### Your task
Repeat the entries that follow verbatim, without any of their pictures.
++++++++
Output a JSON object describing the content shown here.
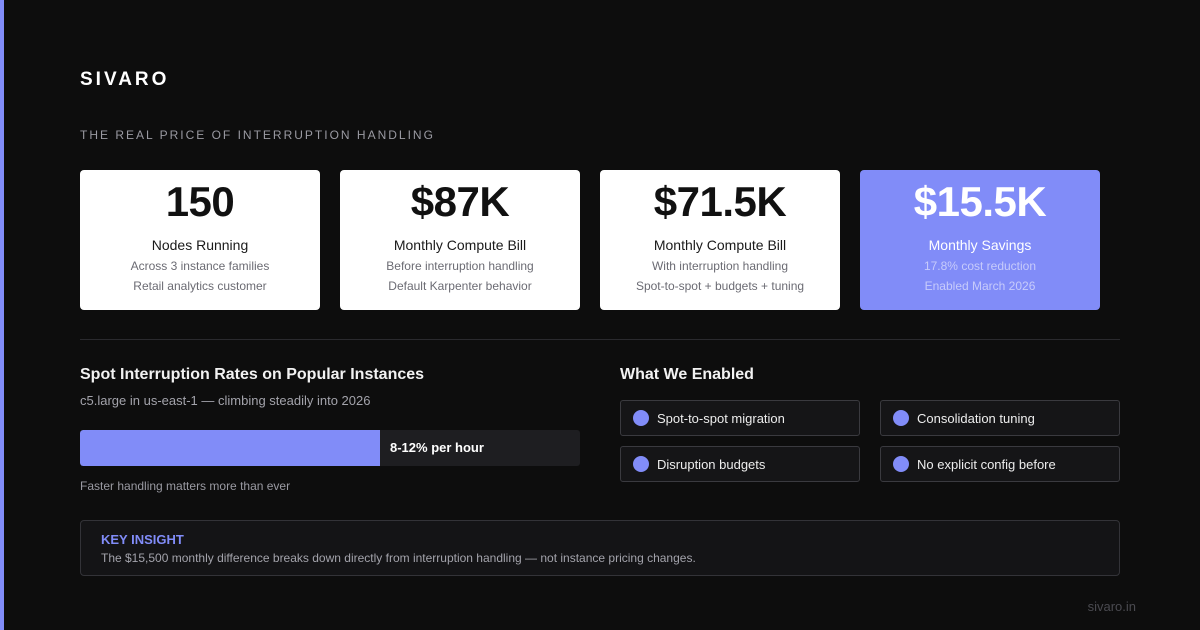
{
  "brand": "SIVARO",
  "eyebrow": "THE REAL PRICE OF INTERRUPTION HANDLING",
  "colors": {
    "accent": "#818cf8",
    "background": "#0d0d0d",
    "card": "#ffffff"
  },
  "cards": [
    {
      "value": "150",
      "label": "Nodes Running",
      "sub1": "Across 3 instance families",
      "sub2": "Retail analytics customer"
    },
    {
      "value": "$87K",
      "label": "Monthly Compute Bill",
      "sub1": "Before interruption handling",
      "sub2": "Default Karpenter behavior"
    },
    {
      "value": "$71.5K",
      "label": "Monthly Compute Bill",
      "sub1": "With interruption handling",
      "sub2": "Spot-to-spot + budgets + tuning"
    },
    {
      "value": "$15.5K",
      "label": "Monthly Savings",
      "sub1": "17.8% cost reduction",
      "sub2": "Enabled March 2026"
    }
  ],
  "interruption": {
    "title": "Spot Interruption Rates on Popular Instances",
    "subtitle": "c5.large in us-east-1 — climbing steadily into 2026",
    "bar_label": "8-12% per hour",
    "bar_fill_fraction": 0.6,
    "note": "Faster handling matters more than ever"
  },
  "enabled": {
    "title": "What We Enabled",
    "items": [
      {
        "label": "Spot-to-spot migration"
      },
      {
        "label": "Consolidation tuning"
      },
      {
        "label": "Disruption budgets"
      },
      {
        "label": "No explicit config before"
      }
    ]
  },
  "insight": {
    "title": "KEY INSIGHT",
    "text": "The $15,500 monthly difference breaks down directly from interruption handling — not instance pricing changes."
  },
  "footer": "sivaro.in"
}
++++++++
### Solution to the exercise
Output a JSON object describing the content shown here.
{
  "brand": "SIVARO",
  "eyebrow": "THE REAL PRICE OF INTERRUPTION HANDLING",
  "colors": {
    "accent": "#818cf8",
    "background": "#0d0d0d",
    "card": "#ffffff"
  },
  "cards": [
    {
      "value": "150",
      "label": "Nodes Running",
      "sub1": "Across 3 instance families",
      "sub2": "Retail analytics customer"
    },
    {
      "value": "$87K",
      "label": "Monthly Compute Bill",
      "sub1": "Before interruption handling",
      "sub2": "Default Karpenter behavior"
    },
    {
      "value": "$71.5K",
      "label": "Monthly Compute Bill",
      "sub1": "With interruption handling",
      "sub2": "Spot-to-spot + budgets + tuning"
    },
    {
      "value": "$15.5K",
      "label": "Monthly Savings",
      "sub1": "17.8% cost reduction",
      "sub2": "Enabled March 2026"
    }
  ],
  "interruption": {
    "title": "Spot Interruption Rates on Popular Instances",
    "subtitle": "c5.large in us-east-1 — climbing steadily into 2026",
    "bar_label": "8-12% per hour",
    "bar_fill_fraction": 0.6,
    "note": "Faster handling matters more than ever"
  },
  "enabled": {
    "title": "What We Enabled",
    "items": [
      {
        "label": "Spot-to-spot migration"
      },
      {
        "label": "Consolidation tuning"
      },
      {
        "label": "Disruption budgets"
      },
      {
        "label": "No explicit config before"
      }
    ]
  },
  "insight": {
    "title": "KEY INSIGHT",
    "text": "The $15,500 monthly difference breaks down directly from interruption handling — not instance pricing changes."
  },
  "footer": "sivaro.in"
}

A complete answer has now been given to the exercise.